[Source material]
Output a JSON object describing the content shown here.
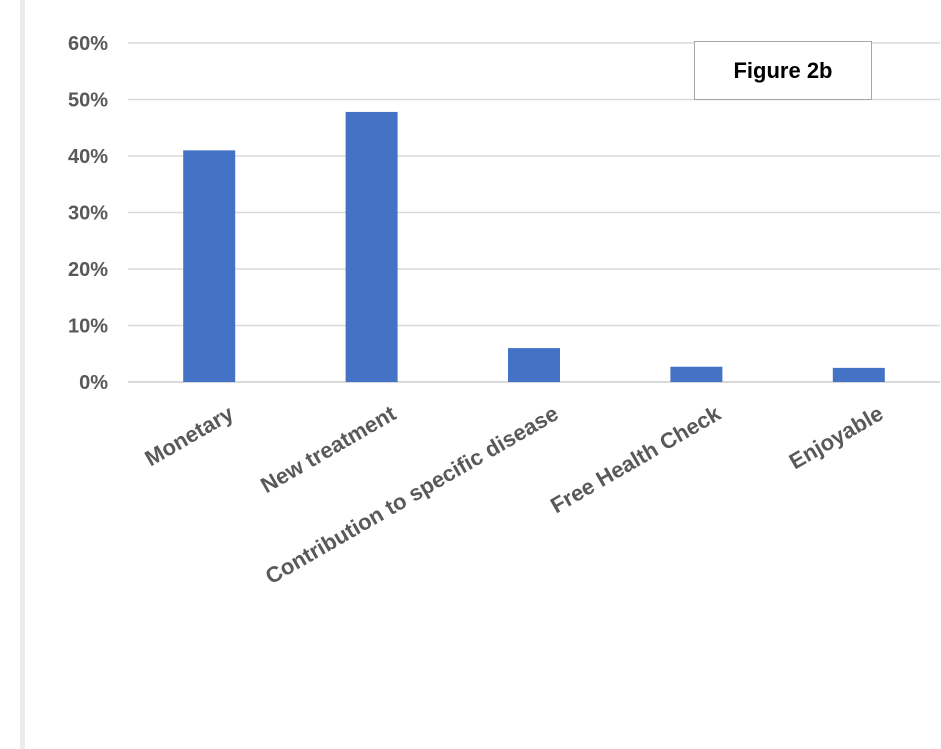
{
  "chart_data": {
    "type": "bar",
    "title": "",
    "annotation": "Figure 2b",
    "categories": [
      "Monetary",
      "New treatment",
      "Contribution to specific disease",
      "Free Health Check",
      "Enjoyable"
    ],
    "values": [
      0.41,
      0.478,
      0.06,
      0.027,
      0.025
    ],
    "yticks": [
      "0%",
      "10%",
      "20%",
      "30%",
      "40%",
      "50%",
      "60%"
    ],
    "ylim": [
      0,
      0.6
    ],
    "xlabel": "",
    "ylabel": "",
    "grid": true,
    "legend": "none",
    "bar_color": "#4472c4",
    "grid_color": "#d9d9d9"
  }
}
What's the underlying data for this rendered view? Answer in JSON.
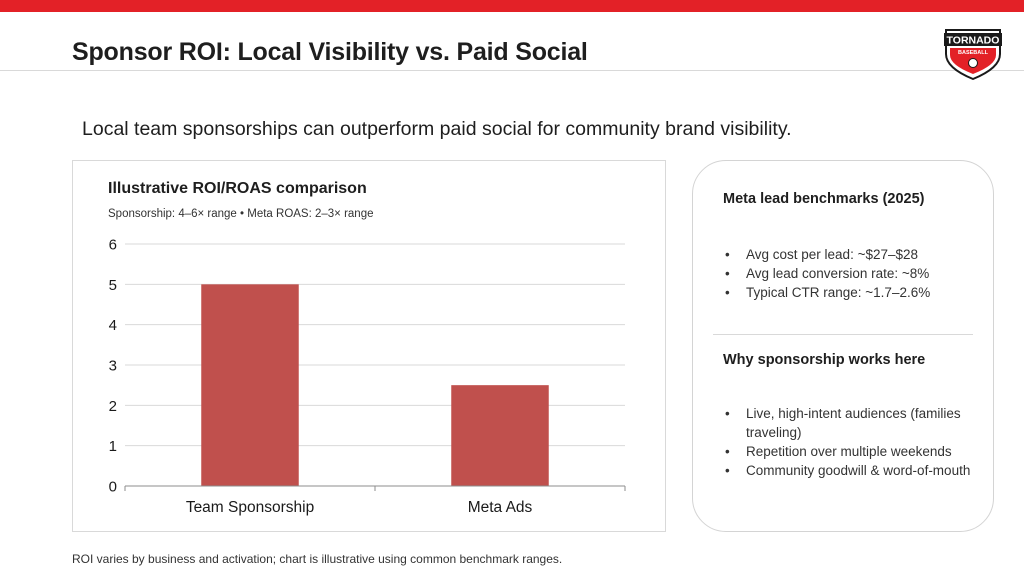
{
  "slide": {
    "title": "Sponsor ROI: Local Visibility vs. Paid Social",
    "subtitle": "Local team sponsorships can outperform paid social for community brand visibility.",
    "footnote": "ROI varies by business and activation; chart is illustrative using common benchmark ranges.",
    "logo": {
      "text_top": "TORNADO",
      "text_bottom": "BASEBALL",
      "colors": {
        "red": "#e32127",
        "black": "#1a1a1a",
        "white": "#ffffff"
      }
    }
  },
  "chart_data": {
    "type": "bar",
    "title": "Illustrative ROI/ROAS comparison",
    "subtitle": "Sponsorship: 4–6× range • Meta ROAS: 2–3× range",
    "categories": [
      "Team Sponsorship",
      "Meta Ads"
    ],
    "values": [
      5,
      2.5
    ],
    "ylim": [
      0,
      6
    ],
    "yticks": [
      0,
      1,
      2,
      3,
      4,
      5,
      6
    ],
    "xlabel": "",
    "ylabel": "",
    "grid": true,
    "bar_color": "#c0504d"
  },
  "side_panel": {
    "benchmarks": {
      "heading": "Meta lead benchmarks (2025)",
      "items": [
        "Avg cost per lead: ~$27–$28",
        "Avg lead conversion rate: ~8%",
        "Typical CTR range: ~1.7–2.6%"
      ]
    },
    "why": {
      "heading": "Why sponsorship works here",
      "items": [
        "Live, high-intent audiences (families traveling)",
        "Repetition over multiple weekends",
        "Community goodwill & word-of-mouth"
      ]
    }
  }
}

[Task to complete]
Pictures are not part of the copy; reproduce everything else in the records exactly.

[Expected output]
Output a JSON object describing the content shown here.
{
  "chart_data": {
    "type": "bar",
    "title": "",
    "annotation": "Figure 2b",
    "categories": [
      "Monetary",
      "New treatment",
      "Contribution to specific disease",
      "Free Health Check",
      "Enjoyable"
    ],
    "values": [
      0.41,
      0.478,
      0.06,
      0.027,
      0.025
    ],
    "yticks": [
      "0%",
      "10%",
      "20%",
      "30%",
      "40%",
      "50%",
      "60%"
    ],
    "ylim": [
      0,
      0.6
    ],
    "xlabel": "",
    "ylabel": "",
    "grid": true,
    "legend": "none",
    "bar_color": "#4472c4",
    "grid_color": "#d9d9d9"
  }
}
What's the underlying data for this rendered view? Answer in JSON.
{
  "slide": {
    "title": "Sponsor ROI: Local Visibility vs. Paid Social",
    "subtitle": "Local team sponsorships can outperform paid social for community brand visibility.",
    "footnote": "ROI varies by business and activation; chart is illustrative using common benchmark ranges.",
    "logo": {
      "text_top": "TORNADO",
      "text_bottom": "BASEBALL",
      "colors": {
        "red": "#e32127",
        "black": "#1a1a1a",
        "white": "#ffffff"
      }
    }
  },
  "chart_data": {
    "type": "bar",
    "title": "Illustrative ROI/ROAS comparison",
    "subtitle": "Sponsorship: 4–6× range • Meta ROAS: 2–3× range",
    "categories": [
      "Team Sponsorship",
      "Meta Ads"
    ],
    "values": [
      5,
      2.5
    ],
    "ylim": [
      0,
      6
    ],
    "yticks": [
      0,
      1,
      2,
      3,
      4,
      5,
      6
    ],
    "xlabel": "",
    "ylabel": "",
    "grid": true,
    "bar_color": "#c0504d"
  },
  "side_panel": {
    "benchmarks": {
      "heading": "Meta lead benchmarks (2025)",
      "items": [
        "Avg cost per lead: ~$27–$28",
        "Avg lead conversion rate: ~8%",
        "Typical CTR range: ~1.7–2.6%"
      ]
    },
    "why": {
      "heading": "Why sponsorship works here",
      "items": [
        "Live, high-intent audiences (families traveling)",
        "Repetition over multiple weekends",
        "Community goodwill & word-of-mouth"
      ]
    }
  }
}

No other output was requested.